• Brief:
Go through the entries below and count the lines holding the word "folder". Reply with only the number, please.

## start

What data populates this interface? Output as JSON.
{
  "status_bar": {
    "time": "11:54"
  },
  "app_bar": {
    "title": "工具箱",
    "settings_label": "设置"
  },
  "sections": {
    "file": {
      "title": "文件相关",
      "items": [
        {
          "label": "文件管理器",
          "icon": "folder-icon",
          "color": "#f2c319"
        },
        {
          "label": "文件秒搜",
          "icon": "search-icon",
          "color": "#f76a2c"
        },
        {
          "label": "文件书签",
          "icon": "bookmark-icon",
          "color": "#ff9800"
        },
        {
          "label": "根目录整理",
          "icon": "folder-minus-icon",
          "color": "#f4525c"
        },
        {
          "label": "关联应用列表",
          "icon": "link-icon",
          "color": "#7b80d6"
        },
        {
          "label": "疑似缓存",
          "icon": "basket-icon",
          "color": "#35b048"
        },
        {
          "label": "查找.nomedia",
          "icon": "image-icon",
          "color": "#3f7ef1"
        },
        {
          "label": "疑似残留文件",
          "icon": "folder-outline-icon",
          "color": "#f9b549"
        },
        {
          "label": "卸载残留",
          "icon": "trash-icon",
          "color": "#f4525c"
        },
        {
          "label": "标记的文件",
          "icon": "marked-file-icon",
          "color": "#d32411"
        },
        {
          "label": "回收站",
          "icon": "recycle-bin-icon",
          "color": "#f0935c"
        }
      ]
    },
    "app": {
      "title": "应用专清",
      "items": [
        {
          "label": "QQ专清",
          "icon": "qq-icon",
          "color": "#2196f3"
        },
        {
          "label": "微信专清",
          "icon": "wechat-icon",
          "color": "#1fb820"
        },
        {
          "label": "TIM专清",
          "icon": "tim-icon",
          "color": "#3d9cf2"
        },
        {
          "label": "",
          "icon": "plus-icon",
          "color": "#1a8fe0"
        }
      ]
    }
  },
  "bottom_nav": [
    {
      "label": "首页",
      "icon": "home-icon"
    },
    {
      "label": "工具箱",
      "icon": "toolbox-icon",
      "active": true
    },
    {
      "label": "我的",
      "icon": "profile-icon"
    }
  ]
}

## end

• Reply:
3